*Your task:*
Only a number is expected: how many lines in the data below contain the word "Median".

*Given records:*
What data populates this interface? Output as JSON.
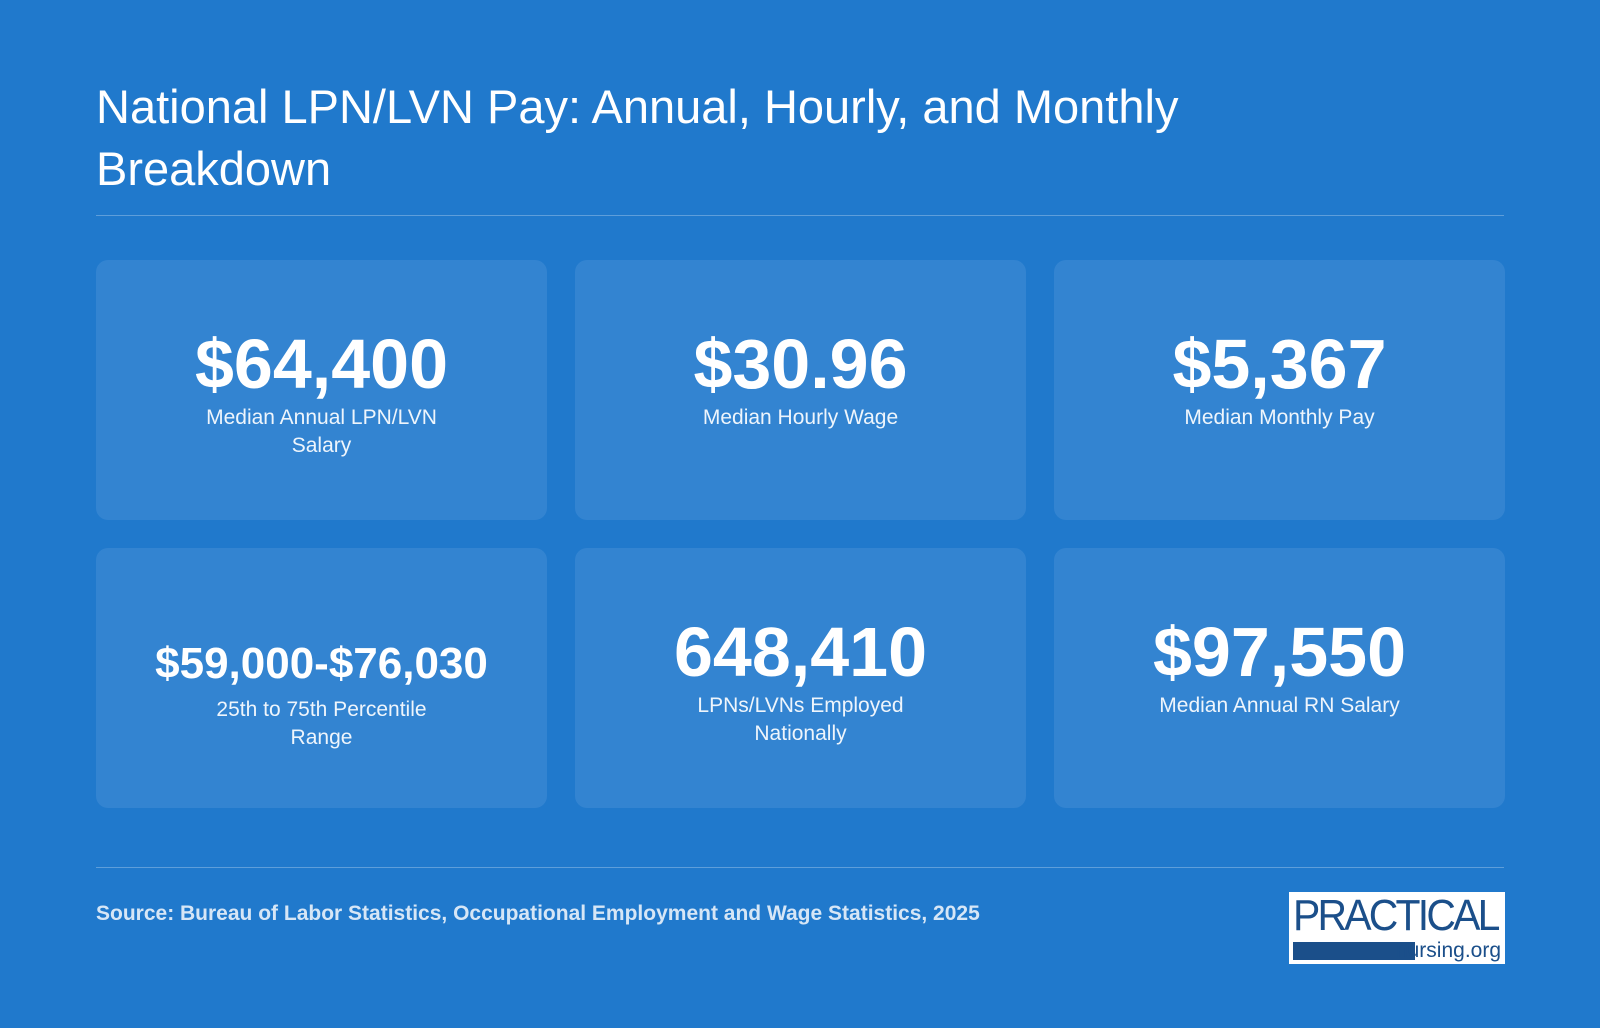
{
  "title": "National LPN/LVN Pay: Annual, Hourly, and Monthly Breakdown",
  "cards": [
    {
      "value": "$64,400",
      "label": "Median Annual LPN/LVN Salary"
    },
    {
      "value": "$30.96",
      "label": "Median Hourly Wage"
    },
    {
      "value": "$5,367",
      "label": "Median Monthly Pay"
    },
    {
      "value": "$59,000-$76,030",
      "label": "25th to 75th Percentile Range"
    },
    {
      "value": "648,410",
      "label": "LPNs/LVNs Employed Nationally"
    },
    {
      "value": "$97,550",
      "label": "Median Annual RN Salary"
    }
  ],
  "source": "Source: Bureau of Labor Statistics, Occupational Employment and Wage Statistics, 2025",
  "logo": {
    "line1": "PRACTICAL",
    "line2": "nursing.org"
  },
  "colors": {
    "background": "#2079cc",
    "card": "#3384d1",
    "text": "#ffffff",
    "source_text": "#d6e6f6",
    "logo_brand": "#1b4f8a"
  }
}
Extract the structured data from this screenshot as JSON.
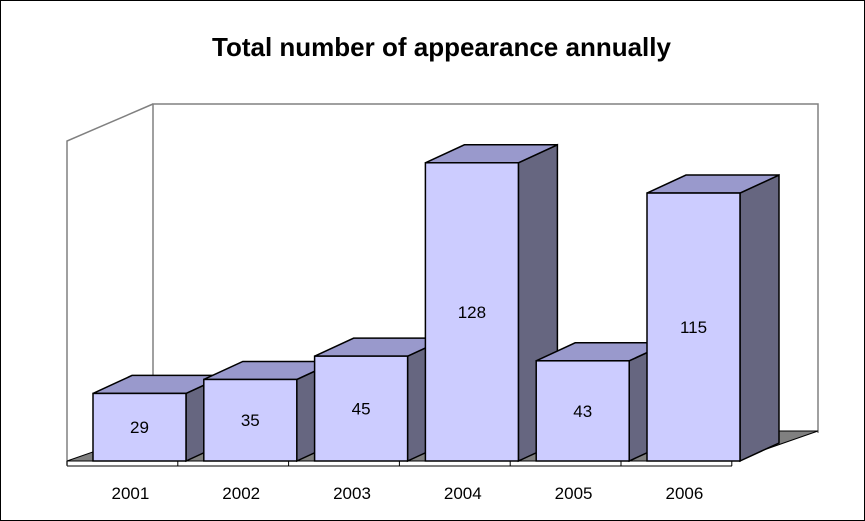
{
  "chart_data": {
    "type": "bar",
    "title": "Total number of appearance annually",
    "xlabel": "",
    "ylabel": "",
    "categories": [
      "2001",
      "2002",
      "2003",
      "2004",
      "2005",
      "2006"
    ],
    "values": [
      29,
      35,
      45,
      128,
      43,
      115
    ],
    "ylim": [
      0,
      140
    ],
    "grid": false,
    "legend": "none",
    "colors": {
      "bar_front": "#CCCCFF",
      "bar_top": "#9999CC",
      "bar_side": "#666680",
      "floor": "#808080",
      "walls": "#808080",
      "outline": "#000000"
    }
  }
}
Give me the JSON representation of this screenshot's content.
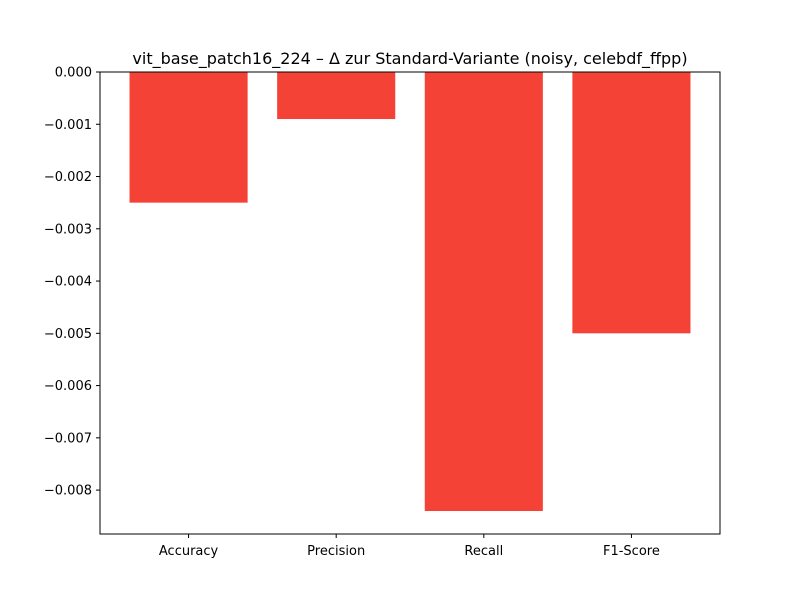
{
  "chart_data": {
    "type": "bar",
    "title": "vit_base_patch16_224 – Δ zur Standard-Variante (noisy, celebdf_ffpp)",
    "xlabel": "",
    "ylabel": "",
    "categories": [
      "Accuracy",
      "Precision",
      "Recall",
      "F1-Score"
    ],
    "values": [
      -0.0025,
      -0.0009,
      -0.0084,
      -0.005
    ],
    "ylim": [
      -0.00884,
      0.0
    ],
    "yticks": [
      0.0,
      -0.001,
      -0.002,
      -0.003,
      -0.004,
      -0.005,
      -0.006,
      -0.007,
      -0.008
    ],
    "ytick_labels": [
      "0.000",
      "−0.001",
      "−0.002",
      "−0.003",
      "−0.004",
      "−0.005",
      "−0.006",
      "−0.007",
      "−0.008"
    ],
    "bar_color": "#f44336",
    "grid": false,
    "legend": "none"
  }
}
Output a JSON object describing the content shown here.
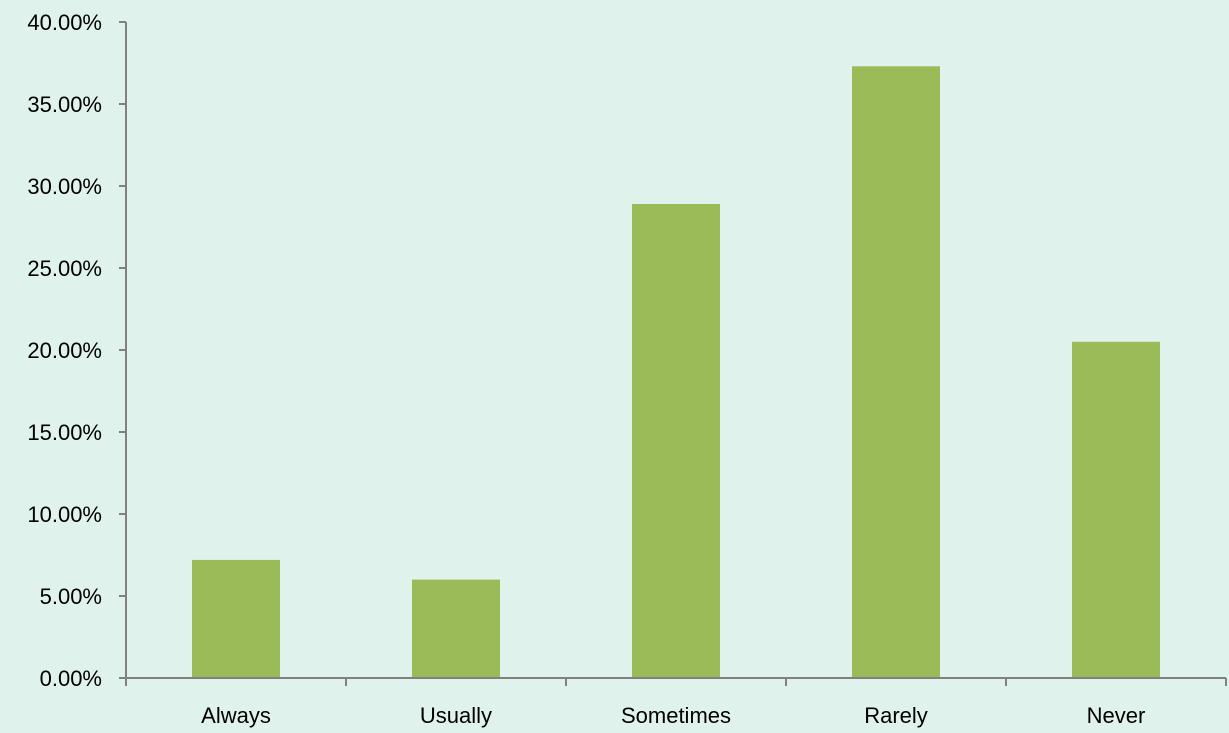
{
  "chart_data": {
    "type": "bar",
    "categories": [
      "Always",
      "Usually",
      "Sometimes",
      "Rarely",
      "Never"
    ],
    "series": [
      {
        "values": [
          7.2,
          6.0,
          28.9,
          37.3,
          20.5
        ]
      }
    ],
    "ylim": [
      0,
      40
    ],
    "y_ticks": [
      0,
      5,
      10,
      15,
      20,
      25,
      30,
      35,
      40
    ],
    "y_tick_labels": [
      "0.00%",
      "5.00%",
      "10.00%",
      "15.00%",
      "20.00%",
      "25.00%",
      "30.00%",
      "35.00%",
      "40.00%"
    ],
    "title": "",
    "xlabel": "",
    "ylabel": "",
    "grid": false,
    "legend": false,
    "colors": {
      "bar": "#9bbb59",
      "axis": "#808080",
      "background": "#e0f2ec"
    }
  }
}
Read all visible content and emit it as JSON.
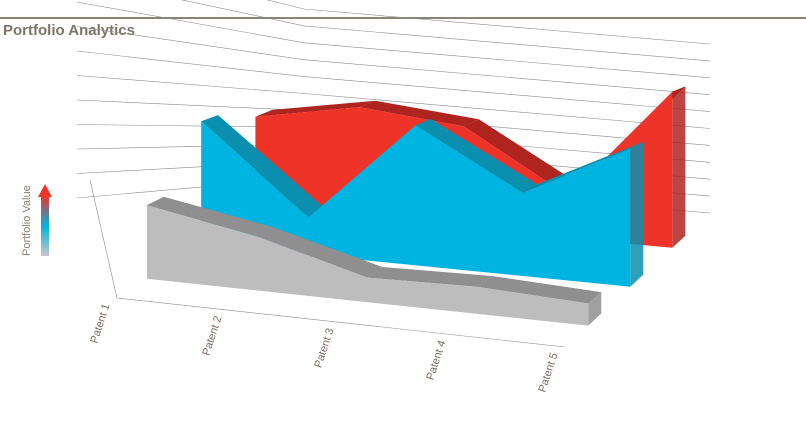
{
  "header": {
    "title": "Portfolio Analytics"
  },
  "chart_data": {
    "type": "area",
    "title": "",
    "xlabel": "",
    "ylabel": "Portfolio Value",
    "categories": [
      "Patent 1",
      "Patent 2",
      "Patent 3",
      "Patent 4",
      "Patent 5"
    ],
    "ylim": [
      0,
      10
    ],
    "grid": true,
    "legend": "none",
    "style": "3d-stacked-depth",
    "series": [
      {
        "color": "#bdbdbd",
        "side_color": "#8f8f8f",
        "values": [
          3.0,
          2.2,
          1.0,
          1.1,
          0.9
        ]
      },
      {
        "color": "#00b4e1",
        "side_color": "#0b8fae",
        "values": [
          5.6,
          1.7,
          6.4,
          3.8,
          6.3
        ]
      },
      {
        "color": "#ee3328",
        "side_color": "#b02420",
        "values": [
          4.8,
          5.8,
          5.3,
          2.2,
          8.1
        ]
      }
    ],
    "colorbar": {
      "top": "#ee3328",
      "middle": "#00b4e1",
      "bottom": "#c8c8c8"
    }
  }
}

*Response below:*
4